Exercise brief ::
Copy nothing but the text: reproduce each line of the listing exactly and leave the pictures out.

Information given ::

===============

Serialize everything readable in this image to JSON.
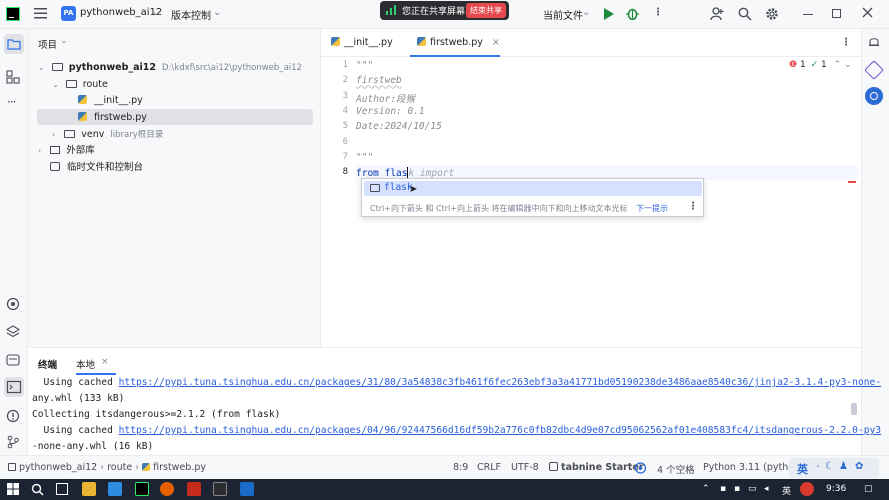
{
  "titlebar": {
    "project_badge": "PA",
    "project_name": "pythonweb_ai12",
    "vcs": "版本控制",
    "share_label": "您正在共享屏幕",
    "share_end": "结束共享",
    "run_config": "当前文件"
  },
  "project_panel": {
    "title": "项目",
    "root_name": "pythonweb_ai12",
    "root_path": "D:\\kdxf\\src\\ai12\\pythonweb_ai12",
    "folder_route": "route",
    "file_init": "__init__.py",
    "file_firstweb": "firstweb.py",
    "folder_venv": "venv",
    "venv_sub": "library根目录",
    "external_libs": "外部库",
    "scratches": "临时文件和控制台"
  },
  "editor": {
    "tabs": [
      {
        "label": "__init__.py"
      },
      {
        "label": "firstweb.py"
      }
    ],
    "inspections": {
      "errors": "1",
      "warnings": "1"
    },
    "line_numbers": [
      "1",
      "2",
      "3",
      "4",
      "5",
      "6",
      "7",
      "8"
    ],
    "lines": [
      "\"\"\"",
      "firstweb",
      "Author:段猴",
      "Version: 0.1",
      "Date:2024/10/15",
      "",
      "\"\"\"",
      "from flask import"
    ],
    "line8_typed": "from flas",
    "line8_ghost": "k import",
    "completion": {
      "item": "flask",
      "hint": "Ctrl+向下箭头 和 Ctrl+向上箭头 将在编辑器中向下和向上移动文本光标",
      "hint_link": "下一提示"
    }
  },
  "terminal": {
    "tabs": [
      "终端",
      "本地"
    ],
    "lines": [
      {
        "prefix": "  Using cached ",
        "link": "https://pypi.tuna.tsinghua.edu.cn/packages/31/80/3a54838c3fb461f6fec263ebf3a3a41771bd05190238de3486aae8540c36/jinja2-3.1.4-py3-none-",
        "suffix": ""
      },
      {
        "prefix": "any.whl (133 kB)",
        "link": "",
        "suffix": ""
      },
      {
        "prefix": "Collecting itsdangerous>=2.1.2 (from flask)",
        "link": "",
        "suffix": ""
      },
      {
        "prefix": "  Using cached ",
        "link": "https://pypi.tuna.tsinghua.edu.cn/packages/04/96/92447566d16df59b2a776c0fb82dbc4d9e07cd95062562af01e408583fc4/itsdangerous-2.2.0-py3",
        "suffix": ""
      },
      {
        "prefix": "-none-any.whl (16 kB)",
        "link": "",
        "suffix": ""
      }
    ]
  },
  "statusbar": {
    "breadcrumb": [
      "pythonweb_ai12",
      "route",
      "firstweb.py"
    ],
    "position": "8:9",
    "line_sep": "CRLF",
    "encoding": "UTF-8",
    "tabnine": "tabnine Starter",
    "indent": "4 个空格",
    "interpreter": "Python 3.11 (pytho",
    "ime": "英"
  },
  "taskbar": {
    "ime": "英",
    "clock": "9:36"
  }
}
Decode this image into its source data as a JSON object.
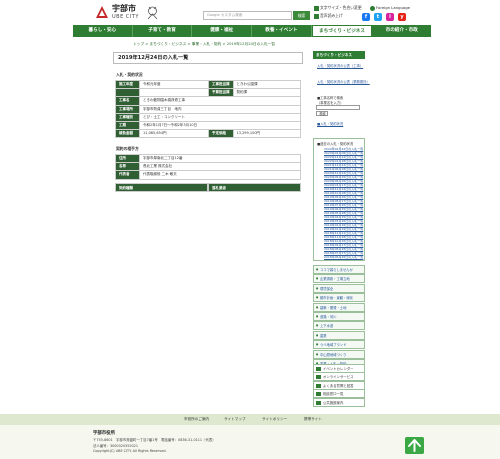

===============

Answer in full ::
Serialize everything readable in this image to JSON.
{
  "titlebar": {
    "project_badge": "PA",
    "project_name": "pythonweb_ai12",
    "vcs": "版本控制",
    "share_label": "您正在共享屏幕",
    "share_end": "结束共享",
    "run_config": "当前文件"
  },
  "project_panel": {
    "title": "项目",
    "root_name": "pythonweb_ai12",
    "root_path": "D:\\kdxf\\src\\ai12\\pythonweb_ai12",
    "folder_route": "route",
    "file_init": "__init__.py",
    "file_firstweb": "firstweb.py",
    "folder_venv": "venv",
    "venv_sub": "library根目录",
    "external_libs": "外部库",
    "scratches": "临时文件和控制台"
  },
  "editor": {
    "tabs": [
      {
        "label": "__init__.py"
      },
      {
        "label": "firstweb.py"
      }
    ],
    "inspections": {
      "errors": "1",
      "warnings": "1"
    },
    "line_numbers": [
      "1",
      "2",
      "3",
      "4",
      "5",
      "6",
      "7",
      "8"
    ],
    "lines": [
      "\"\"\"",
      "firstweb",
      "Author:段猴",
      "Version: 0.1",
      "Date:2024/10/15",
      "",
      "\"\"\"",
      "from flask import"
    ],
    "line8_typed": "from flas",
    "line8_ghost": "k import",
    "completion": {
      "item": "flask",
      "hint": "Ctrl+向下箭头 和 Ctrl+向上箭头 将在编辑器中向下和向上移动文本光标",
      "hint_link": "下一提示"
    }
  },
  "terminal": {
    "tabs": [
      "终端",
      "本地"
    ],
    "lines": [
      {
        "prefix": "  Using cached ",
        "link": "https://pypi.tuna.tsinghua.edu.cn/packages/31/80/3a54838c3fb461f6fec263ebf3a3a41771bd05190238de3486aae8540c36/jinja2-3.1.4-py3-none-",
        "suffix": ""
      },
      {
        "prefix": "any.whl (133 kB)",
        "link": "",
        "suffix": ""
      },
      {
        "prefix": "Collecting itsdangerous>=2.1.2 (from flask)",
        "link": "",
        "suffix": ""
      },
      {
        "prefix": "  Using cached ",
        "link": "https://pypi.tuna.tsinghua.edu.cn/packages/04/96/92447566d16df59b2a776c0fb82dbc4d9e07cd95062562af01e408583fc4/itsdangerous-2.2.0-py3",
        "suffix": ""
      },
      {
        "prefix": "-none-any.whl (16 kB)",
        "link": "",
        "suffix": ""
      }
    ]
  },
  "statusbar": {
    "breadcrumb": [
      "pythonweb_ai12",
      "route",
      "firstweb.py"
    ],
    "position": "8:9",
    "line_sep": "CRLF",
    "encoding": "UTF-8",
    "tabnine": "tabnine Starter",
    "indent": "4 个空格",
    "interpreter": "Python 3.11 (pytho",
    "ime": "英"
  },
  "taskbar": {
    "ime": "英",
    "clock": "9:36"
  }
}
Decode this image into its source data as a JSON object.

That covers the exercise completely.